_Written request:_ Collect each line of the records containing the string "emoji".

_Supplied entries:_
☆ ☆ ☆

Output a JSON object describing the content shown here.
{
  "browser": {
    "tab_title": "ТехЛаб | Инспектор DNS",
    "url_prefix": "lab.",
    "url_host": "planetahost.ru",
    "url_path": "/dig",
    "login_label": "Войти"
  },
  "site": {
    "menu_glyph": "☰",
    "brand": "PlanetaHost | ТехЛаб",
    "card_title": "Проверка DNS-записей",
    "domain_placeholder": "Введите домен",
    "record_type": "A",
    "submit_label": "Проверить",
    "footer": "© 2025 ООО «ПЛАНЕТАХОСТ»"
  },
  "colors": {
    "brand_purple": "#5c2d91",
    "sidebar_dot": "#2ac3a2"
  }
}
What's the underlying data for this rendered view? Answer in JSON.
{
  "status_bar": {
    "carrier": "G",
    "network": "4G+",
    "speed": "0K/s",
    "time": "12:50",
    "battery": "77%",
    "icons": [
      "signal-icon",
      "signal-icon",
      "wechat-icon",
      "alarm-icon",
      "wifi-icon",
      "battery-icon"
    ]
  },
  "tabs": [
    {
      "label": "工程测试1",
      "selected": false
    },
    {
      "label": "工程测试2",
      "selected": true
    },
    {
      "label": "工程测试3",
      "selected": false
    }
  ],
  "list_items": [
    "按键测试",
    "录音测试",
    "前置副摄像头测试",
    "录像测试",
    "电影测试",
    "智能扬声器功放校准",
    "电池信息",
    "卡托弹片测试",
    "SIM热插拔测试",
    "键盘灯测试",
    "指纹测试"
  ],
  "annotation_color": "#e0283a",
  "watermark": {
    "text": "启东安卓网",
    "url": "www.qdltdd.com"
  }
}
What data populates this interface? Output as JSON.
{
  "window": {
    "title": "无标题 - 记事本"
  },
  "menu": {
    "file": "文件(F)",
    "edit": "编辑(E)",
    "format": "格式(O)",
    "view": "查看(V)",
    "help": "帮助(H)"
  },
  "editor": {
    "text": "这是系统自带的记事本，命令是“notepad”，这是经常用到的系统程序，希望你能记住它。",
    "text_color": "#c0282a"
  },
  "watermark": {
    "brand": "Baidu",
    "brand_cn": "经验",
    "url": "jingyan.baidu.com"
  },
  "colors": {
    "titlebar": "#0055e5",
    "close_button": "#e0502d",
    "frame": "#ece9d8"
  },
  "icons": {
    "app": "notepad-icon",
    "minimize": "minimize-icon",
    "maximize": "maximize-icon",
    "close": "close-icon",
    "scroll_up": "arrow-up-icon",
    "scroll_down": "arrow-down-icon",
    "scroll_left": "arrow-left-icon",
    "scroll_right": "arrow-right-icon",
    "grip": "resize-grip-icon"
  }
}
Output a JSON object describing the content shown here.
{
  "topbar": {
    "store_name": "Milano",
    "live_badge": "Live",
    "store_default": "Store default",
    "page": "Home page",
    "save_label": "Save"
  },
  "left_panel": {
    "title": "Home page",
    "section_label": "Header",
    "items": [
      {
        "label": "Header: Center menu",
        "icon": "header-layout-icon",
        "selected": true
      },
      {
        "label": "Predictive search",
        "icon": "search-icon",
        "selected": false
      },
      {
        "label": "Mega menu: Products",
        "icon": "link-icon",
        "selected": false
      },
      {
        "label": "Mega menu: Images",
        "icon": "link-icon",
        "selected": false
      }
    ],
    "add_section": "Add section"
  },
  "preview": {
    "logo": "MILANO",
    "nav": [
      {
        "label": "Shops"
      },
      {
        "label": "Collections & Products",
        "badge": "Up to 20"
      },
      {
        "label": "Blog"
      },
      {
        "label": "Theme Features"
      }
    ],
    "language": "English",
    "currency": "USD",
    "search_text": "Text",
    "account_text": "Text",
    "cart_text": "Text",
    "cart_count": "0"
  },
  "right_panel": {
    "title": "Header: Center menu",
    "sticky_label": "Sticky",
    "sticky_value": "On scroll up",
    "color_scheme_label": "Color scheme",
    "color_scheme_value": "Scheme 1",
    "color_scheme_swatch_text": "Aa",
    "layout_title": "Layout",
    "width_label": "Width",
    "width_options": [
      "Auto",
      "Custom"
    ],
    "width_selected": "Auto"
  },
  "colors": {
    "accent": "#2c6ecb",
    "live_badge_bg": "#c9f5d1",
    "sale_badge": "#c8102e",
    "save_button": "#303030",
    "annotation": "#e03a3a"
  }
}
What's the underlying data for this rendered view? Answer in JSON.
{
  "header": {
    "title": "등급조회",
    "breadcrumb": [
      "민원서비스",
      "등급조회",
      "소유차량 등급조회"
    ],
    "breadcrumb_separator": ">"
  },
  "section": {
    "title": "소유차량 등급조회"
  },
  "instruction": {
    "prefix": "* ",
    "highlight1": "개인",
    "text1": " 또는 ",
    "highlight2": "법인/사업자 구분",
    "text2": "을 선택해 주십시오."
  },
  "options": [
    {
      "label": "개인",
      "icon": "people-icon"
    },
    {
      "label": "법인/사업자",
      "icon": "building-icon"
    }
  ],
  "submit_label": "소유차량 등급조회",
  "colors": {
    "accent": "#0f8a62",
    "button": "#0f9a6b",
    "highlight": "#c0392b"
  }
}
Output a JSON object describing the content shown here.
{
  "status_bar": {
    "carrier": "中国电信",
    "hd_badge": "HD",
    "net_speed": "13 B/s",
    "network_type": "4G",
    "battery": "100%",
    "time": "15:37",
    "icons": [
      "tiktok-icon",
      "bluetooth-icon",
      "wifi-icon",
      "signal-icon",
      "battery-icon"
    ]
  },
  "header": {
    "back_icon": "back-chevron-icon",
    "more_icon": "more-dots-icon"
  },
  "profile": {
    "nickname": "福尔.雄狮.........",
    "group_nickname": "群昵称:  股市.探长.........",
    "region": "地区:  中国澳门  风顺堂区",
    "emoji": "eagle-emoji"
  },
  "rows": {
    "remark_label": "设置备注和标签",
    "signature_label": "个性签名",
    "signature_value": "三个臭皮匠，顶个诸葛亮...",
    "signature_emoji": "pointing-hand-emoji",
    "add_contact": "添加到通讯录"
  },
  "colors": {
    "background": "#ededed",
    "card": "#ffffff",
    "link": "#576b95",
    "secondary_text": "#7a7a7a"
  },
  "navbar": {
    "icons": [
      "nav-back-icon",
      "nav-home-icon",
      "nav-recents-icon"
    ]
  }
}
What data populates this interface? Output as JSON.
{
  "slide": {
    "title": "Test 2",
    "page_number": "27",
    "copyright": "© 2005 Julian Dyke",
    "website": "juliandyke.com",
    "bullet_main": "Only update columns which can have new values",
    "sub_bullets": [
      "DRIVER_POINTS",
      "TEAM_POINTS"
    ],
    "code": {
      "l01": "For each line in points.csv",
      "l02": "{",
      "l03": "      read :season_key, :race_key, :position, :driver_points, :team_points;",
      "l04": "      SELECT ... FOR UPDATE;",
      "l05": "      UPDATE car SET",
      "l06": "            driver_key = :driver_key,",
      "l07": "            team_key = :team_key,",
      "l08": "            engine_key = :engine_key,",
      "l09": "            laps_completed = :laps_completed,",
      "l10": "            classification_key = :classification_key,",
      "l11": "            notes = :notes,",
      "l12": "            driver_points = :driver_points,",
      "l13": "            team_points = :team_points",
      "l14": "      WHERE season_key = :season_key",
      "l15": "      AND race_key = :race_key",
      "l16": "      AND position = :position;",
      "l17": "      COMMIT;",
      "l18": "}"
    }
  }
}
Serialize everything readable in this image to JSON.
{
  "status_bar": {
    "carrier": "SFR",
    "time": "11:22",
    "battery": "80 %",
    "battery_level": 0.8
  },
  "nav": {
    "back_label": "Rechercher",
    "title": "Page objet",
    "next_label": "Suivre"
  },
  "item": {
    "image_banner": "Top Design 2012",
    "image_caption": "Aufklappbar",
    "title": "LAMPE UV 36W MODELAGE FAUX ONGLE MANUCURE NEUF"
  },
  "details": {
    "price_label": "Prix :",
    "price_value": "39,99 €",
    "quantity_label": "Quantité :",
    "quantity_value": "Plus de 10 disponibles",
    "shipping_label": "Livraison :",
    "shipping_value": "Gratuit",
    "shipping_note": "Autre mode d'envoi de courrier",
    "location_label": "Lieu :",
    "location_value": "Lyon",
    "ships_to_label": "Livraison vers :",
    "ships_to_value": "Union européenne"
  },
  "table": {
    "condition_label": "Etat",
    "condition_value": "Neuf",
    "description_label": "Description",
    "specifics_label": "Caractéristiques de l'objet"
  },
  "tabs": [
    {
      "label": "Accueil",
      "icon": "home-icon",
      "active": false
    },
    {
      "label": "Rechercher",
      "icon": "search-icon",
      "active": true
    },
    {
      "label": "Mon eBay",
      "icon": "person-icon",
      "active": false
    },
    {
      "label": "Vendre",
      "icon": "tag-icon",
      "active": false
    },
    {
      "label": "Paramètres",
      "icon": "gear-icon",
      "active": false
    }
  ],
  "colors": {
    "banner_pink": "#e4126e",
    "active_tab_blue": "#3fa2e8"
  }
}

☆ ☆ ☆

_Right answer:_
    "emoji": "eagle-emoji"
    "signature_emoji": "pointing-hand-emoji",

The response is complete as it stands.